■ Records provided

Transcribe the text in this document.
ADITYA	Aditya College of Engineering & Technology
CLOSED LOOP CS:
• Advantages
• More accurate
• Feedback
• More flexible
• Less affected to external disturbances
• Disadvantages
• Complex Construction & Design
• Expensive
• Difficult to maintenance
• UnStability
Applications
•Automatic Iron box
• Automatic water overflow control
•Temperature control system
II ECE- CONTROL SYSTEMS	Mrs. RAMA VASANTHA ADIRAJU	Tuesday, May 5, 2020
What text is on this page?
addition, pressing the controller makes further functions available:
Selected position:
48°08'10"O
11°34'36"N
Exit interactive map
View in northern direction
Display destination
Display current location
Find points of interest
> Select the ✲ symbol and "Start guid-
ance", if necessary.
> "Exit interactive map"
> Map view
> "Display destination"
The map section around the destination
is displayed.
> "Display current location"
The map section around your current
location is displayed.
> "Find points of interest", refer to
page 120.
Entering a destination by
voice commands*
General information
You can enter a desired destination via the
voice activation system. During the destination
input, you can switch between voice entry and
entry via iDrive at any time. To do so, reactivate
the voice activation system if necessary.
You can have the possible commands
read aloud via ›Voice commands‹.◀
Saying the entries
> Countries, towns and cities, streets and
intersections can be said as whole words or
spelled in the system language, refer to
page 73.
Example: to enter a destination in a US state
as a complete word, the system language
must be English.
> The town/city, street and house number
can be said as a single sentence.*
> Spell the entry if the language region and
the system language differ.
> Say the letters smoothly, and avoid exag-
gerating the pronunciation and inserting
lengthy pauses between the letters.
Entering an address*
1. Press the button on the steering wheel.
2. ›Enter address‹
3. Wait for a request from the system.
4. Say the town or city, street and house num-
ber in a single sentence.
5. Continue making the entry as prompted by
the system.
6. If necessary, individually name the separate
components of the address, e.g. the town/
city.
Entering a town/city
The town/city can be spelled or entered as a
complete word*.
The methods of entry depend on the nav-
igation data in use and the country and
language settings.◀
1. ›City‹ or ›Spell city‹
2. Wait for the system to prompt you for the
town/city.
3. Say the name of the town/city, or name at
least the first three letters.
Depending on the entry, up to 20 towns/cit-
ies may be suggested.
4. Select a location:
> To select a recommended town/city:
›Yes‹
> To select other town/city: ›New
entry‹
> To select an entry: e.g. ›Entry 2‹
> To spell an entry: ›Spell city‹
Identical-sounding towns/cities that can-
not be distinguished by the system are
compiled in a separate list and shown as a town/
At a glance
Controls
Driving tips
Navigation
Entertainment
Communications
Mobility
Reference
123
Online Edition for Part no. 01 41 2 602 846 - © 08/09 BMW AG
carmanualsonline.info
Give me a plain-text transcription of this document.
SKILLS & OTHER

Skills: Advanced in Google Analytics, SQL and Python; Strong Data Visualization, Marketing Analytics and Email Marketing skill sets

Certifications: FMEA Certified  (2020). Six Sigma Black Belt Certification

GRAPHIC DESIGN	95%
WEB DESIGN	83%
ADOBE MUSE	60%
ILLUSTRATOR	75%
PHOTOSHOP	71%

■ Problem
State how many lines of the listing hold the string "necessary"; reply with the number and nothing else.

■ Result below
3